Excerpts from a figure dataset
********************
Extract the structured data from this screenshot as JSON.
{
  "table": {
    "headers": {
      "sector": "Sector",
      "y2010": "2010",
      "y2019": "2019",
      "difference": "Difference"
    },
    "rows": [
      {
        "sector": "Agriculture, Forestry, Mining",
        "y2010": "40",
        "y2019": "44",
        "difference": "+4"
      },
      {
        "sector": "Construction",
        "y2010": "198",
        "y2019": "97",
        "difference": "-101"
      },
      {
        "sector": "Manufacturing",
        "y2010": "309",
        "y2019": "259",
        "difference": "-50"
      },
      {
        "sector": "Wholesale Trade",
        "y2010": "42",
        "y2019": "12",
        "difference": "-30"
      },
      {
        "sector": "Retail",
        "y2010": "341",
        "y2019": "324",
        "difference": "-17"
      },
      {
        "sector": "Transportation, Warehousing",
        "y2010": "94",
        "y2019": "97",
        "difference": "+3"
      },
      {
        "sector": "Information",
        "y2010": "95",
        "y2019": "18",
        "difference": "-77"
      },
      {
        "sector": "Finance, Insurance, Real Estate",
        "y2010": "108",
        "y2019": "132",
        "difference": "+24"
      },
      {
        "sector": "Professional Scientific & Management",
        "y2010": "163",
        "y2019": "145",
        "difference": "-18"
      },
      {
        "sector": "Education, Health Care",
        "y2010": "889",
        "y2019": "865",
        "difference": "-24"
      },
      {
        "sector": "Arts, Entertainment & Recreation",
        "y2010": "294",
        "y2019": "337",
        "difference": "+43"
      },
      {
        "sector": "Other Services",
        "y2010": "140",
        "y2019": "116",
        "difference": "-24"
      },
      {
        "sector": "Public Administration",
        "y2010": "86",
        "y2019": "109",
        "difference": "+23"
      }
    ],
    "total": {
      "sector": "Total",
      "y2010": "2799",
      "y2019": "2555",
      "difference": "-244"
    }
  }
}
********************
Reproduce every line of the data verbatim.

Result of this exercise —
Extract the structured data from this screenshot as JSON.
{
  "table": {
    "headers": {
      "sector": "Sector",
      "y2010": "2010",
      "y2019": "2019",
      "difference": "Difference"
    },
    "rows": [
      {
        "sector": "Agriculture, Forestry, Mining",
        "y2010": "40",
        "y2019": "44",
        "difference": "+4"
      },
      {
        "sector": "Construction",
        "y2010": "198",
        "y2019": "97",
        "difference": "-101"
      },
      {
        "sector": "Manufacturing",
        "y2010": "309",
        "y2019": "259",
        "difference": "-50"
      },
      {
        "sector": "Wholesale Trade",
        "y2010": "42",
        "y2019": "12",
        "difference": "-30"
      },
      {
        "sector": "Retail",
        "y2010": "341",
        "y2019": "324",
        "difference": "-17"
      },
      {
        "sector": "Transportation, Warehousing",
        "y2010": "94",
        "y2019": "97",
        "difference": "+3"
      },
      {
        "sector": "Information",
        "y2010": "95",
        "y2019": "18",
        "difference": "-77"
      },
      {
        "sector": "Finance, Insurance, Real Estate",
        "y2010": "108",
        "y2019": "132",
        "difference": "+24"
      },
      {
        "sector": "Professional Scientific & Management",
        "y2010": "163",
        "y2019": "145",
        "difference": "-18"
      },
      {
        "sector": "Education, Health Care",
        "y2010": "889",
        "y2019": "865",
        "difference": "-24"
      },
      {
        "sector": "Arts, Entertainment & Recreation",
        "y2010": "294",
        "y2019": "337",
        "difference": "+43"
      },
      {
        "sector": "Other Services",
        "y2010": "140",
        "y2019": "116",
        "difference": "-24"
      },
      {
        "sector": "Public Administration",
        "y2010": "86",
        "y2019": "109",
        "difference": "+23"
      }
    ],
    "total": {
      "sector": "Total",
      "y2010": "2799",
      "y2019": "2555",
      "difference": "-244"
    }
  }
}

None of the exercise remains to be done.